◆ What needs to be done ◆
Output, word for word, the part of the BERT fine-tuning notebook that begins with the words containing "# Fine-tuning Entity" and ends with "warnings.filterwarnings('ignore')".

◆ Excerpt to read ◆
Begin

# Fine-tuning Entity Pair Classification Task with BERT

This example is implemented using GluonNLP API and BERT.

https://gluon-nlp.mxnet.io/examples/sentence_embedding/bert.html




### Start with importing neccesarry modules

In [3]:
import warnings
warnings.filterwarnings('ignore')

import io
import random
import numpy as np
import mxnet as mx
import gluonnlp as nlp
from Bert import data, model

### Setting up the environment

In [4]:
np.random.seed(100)
random.seed(100)
mx.random.seed(10000)
ctx = mx.cpu(0)

## Using the pre-trained BERT model



"The BERT model we will use is BERT
BASE trained on an uncased corpus of books and
the English Wikipedia dataset in the
GluonNLP model zoo."

### Get BERT



Load the pre-trained BERT model. 

In [5]:
bert_base, vocabulary = nlp.model.get_model('bert_12_768_12',
                                             dataset_name='book_corpus_wiki_en_uncased',
                                             pretrained=True, ctx=ctx, use_pooler=True,
                                             use_decoder=False, use_classifier=False)
print(bert_base)

Vocab file is not found. Downloading.
Downloading C:\Users\CRS\.mxnet\models\1578777863.8742678book_corpus_wiki_en_uncased-a6607397.zip from https://apache-mxnet.s3-accelerate.dualstack.amazonaws.com/gluon/dataset/vocab/book_corpus_wiki_en_uncased-a6607397.zip...
Downloading C:\Users\CRS\.mxnet\models\bert_12_768_12_book_corpus_wiki_en_uncased-75cc780f.zip from https://apache-mxnet.s3-accelerate.dualstack.amazonaws.com/gluon/models/bert_12_768_12_book_corpus_wiki_en_uncased-75cc780f.zip...
BERTModel(
  (encoder): BERTEncoder(
    (dropout_layer): Dropout(p = 0.1, axes=())
    (layer_norm): BERTLayerNorm(eps=1e-12, axis=-1, center=True, scale=True, in_channels=768)
    (transformer_cells): HybridSequential(
      (0): BERTEncoderCell(
        (dropout_layer): Dropout(p = 0.1, axes=())
        (attention_cell): MultiHeadAttentionCell(
          (_base_cell): DotProductAttentionCell(
            (_dropout_layer): Dropout(p = 0.1, axes=())

End

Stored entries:
Begin

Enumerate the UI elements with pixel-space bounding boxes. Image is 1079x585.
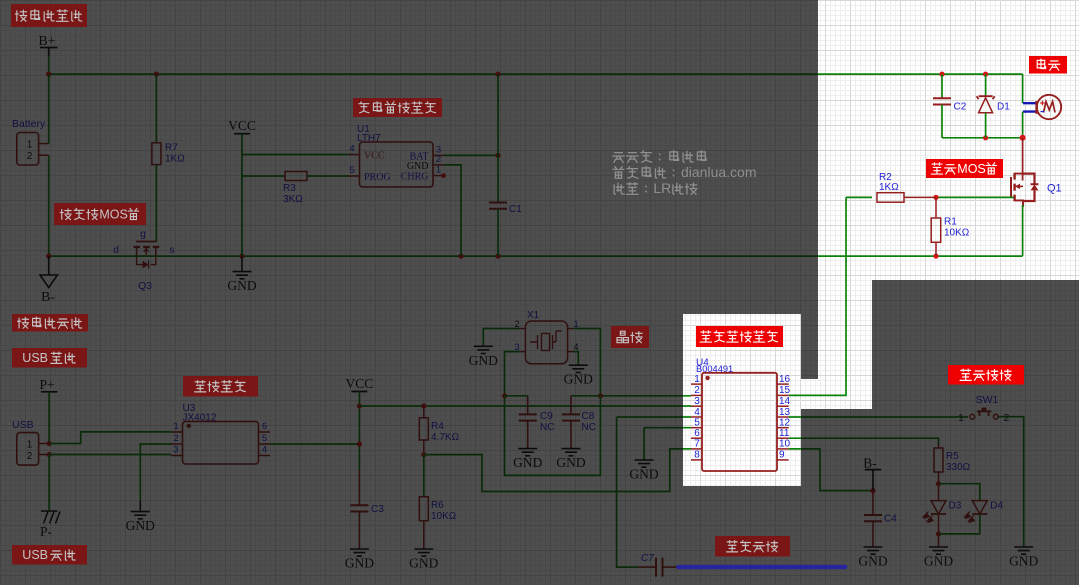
label 开关按键 (948, 365, 1024, 385)
svg-text:Q1: Q1 (1047, 183, 1062, 195)
ground GND (USB) (126, 501, 155, 533)
label USB正极 (12, 348, 87, 368)
wire SW1 pin2 to GND (998, 417, 1024, 547)
wire bluetooth antenna (679, 565, 846, 570)
power flag VCC (lower) (346, 376, 374, 392)
label 开关MOS管 (926, 159, 1003, 178)
wire B+ stem (48, 56, 50, 74)
svg-text:MOS: MOS (957, 162, 985, 176)
chip U3 JX4012 (171, 403, 270, 464)
capacitor C4 (864, 491, 897, 547)
wire Q1 source to rail (1022, 205, 1024, 256)
svg-text:D1: D1 (997, 102, 1010, 113)
power flag VCC (228, 118, 256, 134)
label 马达 (1029, 56, 1067, 74)
svg-text:9: 9 (779, 450, 785, 461)
capacitor C2 (933, 74, 967, 138)
led D3 (923, 484, 962, 537)
capacitor C3 (350, 470, 384, 549)
svg-text:7: 7 (694, 439, 700, 450)
resistor R2 (846, 172, 936, 202)
transistor Q3 (113, 228, 175, 292)
wire U4 pin11 to R5 (789, 438, 939, 443)
wire U4 pin13 to SW1 (789, 416, 968, 418)
label 未知芯片 (183, 376, 258, 397)
ground GND (U4 pin5) (629, 460, 658, 482)
wire P+ down (48, 392, 50, 444)
net flag B+ (38, 34, 57, 58)
resistor R4 (419, 406, 459, 457)
ground GND (C8) (556, 449, 585, 471)
switch SW1 (958, 394, 1010, 424)
connector Battery (12, 118, 49, 165)
wire Q1 gate (933, 195, 1013, 200)
svg-text:LR: LR (653, 180, 671, 196)
svg-text:16: 16 (779, 374, 791, 385)
wire U3 pin5 to VCC (270, 443, 359, 445)
wire battery pin2 down (48, 155, 50, 256)
wire X1 pin4 to GND (573, 352, 578, 366)
svg-text:5: 5 (694, 418, 700, 429)
wire D3 cathode to GND (938, 534, 940, 547)
capacitor C8 (562, 396, 600, 449)
svg-text:R1: R1 (944, 217, 957, 228)
svg-text:11: 11 (779, 428, 790, 439)
chip U4 B004491 bluetooth main controller (691, 358, 791, 472)
svg-text:USB: USB (22, 351, 48, 365)
wire top rail B+ (49, 73, 1023, 75)
wire U4 pin10 to B- node (789, 449, 876, 493)
label 锂电池正极 (11, 4, 87, 27)
svg-text:12: 12 (779, 418, 791, 429)
wire bottom rail (49, 255, 1023, 257)
wire X1 pin3 down (502, 352, 520, 399)
svg-text:USB: USB (22, 548, 48, 562)
wire U4 pin4 to antenna (617, 417, 691, 567)
connector USB (12, 419, 52, 465)
label 锂电池负极 (12, 314, 88, 332)
svg-text:B004491: B004491 (696, 364, 733, 374)
motor M1 (1023, 95, 1061, 119)
ground GND (SW1) (1009, 547, 1038, 569)
svg-text:1: 1 (694, 374, 700, 385)
wire top rail to motor drop (1022, 74, 1024, 103)
watermark text (613, 151, 757, 196)
resistor R1 (931, 197, 970, 256)
resistor R3 (242, 172, 349, 206)
diode D1 (977, 74, 1011, 138)
led D4 (939, 501, 1004, 534)
wire USB pin1 to U3 pin1 (49, 432, 171, 444)
wire VCC to U1 pin4 (242, 154, 349, 156)
wire VCC lower vertical (357, 392, 362, 471)
svg-text:3: 3 (694, 396, 700, 407)
svg-text:4: 4 (694, 407, 700, 418)
resistor R6 (419, 455, 456, 549)
svg-text:1KΩ: 1KΩ (879, 182, 899, 193)
net flag B- (battery sense) (863, 456, 881, 491)
svg-text:10KΩ: 10KΩ (944, 228, 970, 239)
svg-text:2: 2 (694, 385, 700, 396)
ground GND (X1 pin2) (469, 346, 498, 368)
svg-text:MOS: MOS (99, 208, 127, 222)
wire U4 pin5 to GND (644, 428, 691, 460)
wire battery pin1 to rail (48, 74, 50, 144)
wire X1 pin1 to U4 pin2 (573, 329, 691, 399)
label USB负极 (12, 545, 87, 565)
svg-text:6: 6 (694, 428, 700, 439)
chip U1 LTH7 charge management IC (349, 124, 446, 187)
wire U1 BAT to C1 net (444, 153, 501, 158)
node bottom rail junctions (46, 254, 939, 259)
resistor R7 (152, 74, 185, 241)
ground GND (R6) (409, 549, 438, 571)
wire VCC to U4 pin3 (359, 403, 691, 408)
capacitor C7 (638, 553, 678, 577)
wire divider tap to U4 pin7 (424, 449, 691, 492)
wire crystal loop (505, 396, 601, 476)
svg-text:C2: C2 (954, 102, 967, 113)
wire U3 pin2 to GND (140, 444, 171, 501)
capacitor C1 (489, 74, 522, 256)
ground GND (X1 pin4) (564, 365, 593, 387)
wire U1 GND down (444, 165, 462, 256)
net flag P+ (39, 377, 57, 392)
wire R2 to U4 pin15 riser (789, 197, 846, 395)
svg-text:15: 15 (779, 385, 791, 396)
svg-text:dianlua.com: dianlua.com (681, 164, 757, 180)
svg-text:14: 14 (779, 396, 791, 407)
label 防反接MOS管 (54, 203, 146, 225)
net flag B- (40, 256, 57, 305)
ground GND (C9) (513, 449, 542, 471)
wire USB pin2 to U3 pin3 (49, 454, 171, 456)
ground P- (chassis) (40, 511, 60, 539)
node top rail junctions (46, 72, 988, 77)
capacitor C9 (505, 396, 555, 449)
wire Q1 drain (1022, 138, 1024, 181)
crystal X1 (514, 310, 578, 364)
label 充电管理芯片 (353, 98, 442, 117)
transistor Q1 (1011, 173, 1062, 207)
ground GND (LEDs) (924, 547, 953, 569)
ground GND (C3) (345, 549, 374, 571)
wire R5 to D4 (939, 484, 980, 501)
wire snubber rail (942, 135, 1026, 141)
wire motor minus down (1022, 112, 1024, 138)
label 蓝牙天线 (715, 536, 790, 557)
wire P- stem (48, 455, 50, 512)
label 蓝牙主控芯片 (696, 326, 783, 347)
wire VCC vertical (241, 134, 243, 256)
wire X1 pin2 to GND (483, 329, 519, 347)
resistor R5 (934, 444, 971, 487)
label 晶振 (611, 326, 649, 348)
ground GND (main rail) (227, 256, 256, 293)
ground GND (C4) (858, 547, 887, 569)
svg-text:8: 8 (694, 450, 700, 461)
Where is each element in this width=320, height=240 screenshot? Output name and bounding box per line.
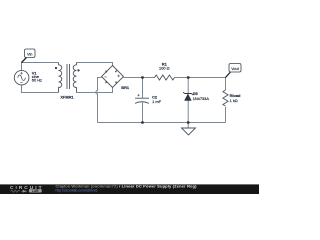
wire: bridge positive output along top rail to R1 [124, 77, 156, 79]
transformer XFMR1 [59, 63, 77, 93]
wire: V1 top lead and top-left rail to XFMR1 primary [22, 63, 59, 71]
resistor Rload [223, 90, 228, 106]
node junction at D5 top [187, 76, 190, 79]
svg-text:LAB: LAB [32, 189, 39, 193]
wire: XFMR1 secondary bottom rail to bridge bottom corner [77, 88, 113, 93]
svg-text:60 Hz: 60 Hz [32, 78, 42, 83]
footer bar [0, 184, 259, 194]
phase dot primary [55, 67, 57, 69]
svg-text:100 Ω: 100 Ω [159, 65, 170, 70]
wire: C2 bottom lead [142, 103, 144, 123]
wire: C2 top tap [142, 78, 144, 99]
capacitor C2 [135, 94, 149, 103]
node junction at C2 top [141, 76, 144, 79]
voltage source V1 [14, 70, 29, 85]
wire: bridge negative output down to bottom rail (with hop over AC wire) [96, 78, 102, 123]
svg-text:Vin: Vin [27, 53, 32, 57]
svg-text:1 mF: 1 mF [152, 99, 161, 104]
wire: V1 bottom lead and bottom-left rail to XFMR1 primary [22, 85, 59, 92]
wire: Rload bottom lead [225, 107, 227, 123]
R1 labels [159, 61, 170, 70]
footer CircuitLab logo [10, 185, 42, 193]
node flag Vout [226, 64, 242, 78]
bridge rectifier BR1 [102, 66, 124, 88]
zener diode D5 [183, 92, 193, 101]
node junction at C2 bottom [141, 121, 144, 124]
diode glyph upper-right edge [115, 70, 117, 73]
wire: D5 top tap [187, 78, 189, 94]
svg-text:BR1: BR1 [121, 85, 130, 90]
diode glyph lower-left edge [105, 81, 107, 84]
diode glyph lower-right edge [115, 81, 117, 84]
primary winding [59, 63, 62, 93]
wire: bottom rail from bridge negative to Rload [98, 122, 226, 124]
phase dot secondary [77, 69, 79, 71]
Rload labels [230, 93, 241, 103]
svg-text:XFMR1: XFMR1 [60, 95, 74, 100]
svg-text:http://circuitlab.com/c6fwrx6: http://circuitlab.com/c6fwrx6 [56, 189, 98, 193]
core [67, 64, 70, 89]
node junction at ground [187, 121, 190, 124]
wire: XFMR1 secondary top rail to bridge top corner [77, 63, 113, 66]
resistor R1 [155, 75, 175, 80]
ground [182, 128, 196, 135]
plus mark near positive corner [117, 75, 120, 78]
wire: Rload top lead [225, 78, 227, 91]
V1 value labels [32, 70, 42, 82]
minus mark near negative corner [104, 76, 107, 78]
wire: D5 bottom lead [187, 101, 189, 123]
wire: ground stub [187, 123, 189, 129]
C2 labels [152, 94, 161, 104]
diode glyph upper-left edge [105, 70, 107, 73]
svg-text:Vout: Vout [231, 67, 240, 71]
D5 labels [193, 91, 210, 101]
wire: R1 right side of top rail to Rload corner [175, 77, 226, 79]
node flag Vin [22, 49, 36, 63]
secondary winding [73, 63, 76, 93]
svg-text:1N4733A: 1N4733A [193, 96, 210, 101]
svg-text:1 kΩ: 1 kΩ [230, 98, 238, 103]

End

◆ Expected answer ◆
# Fine-tuning Entity Pair Classification Task with BERT

This example is implemented using GluonNLP API and BERT.

https://gluon-nlp.mxnet.io/examples/sentence_embedding/bert.html




### Start with importing neccesarry modules

In [3]:
import warnings
warnings.filterwarnings('ignore')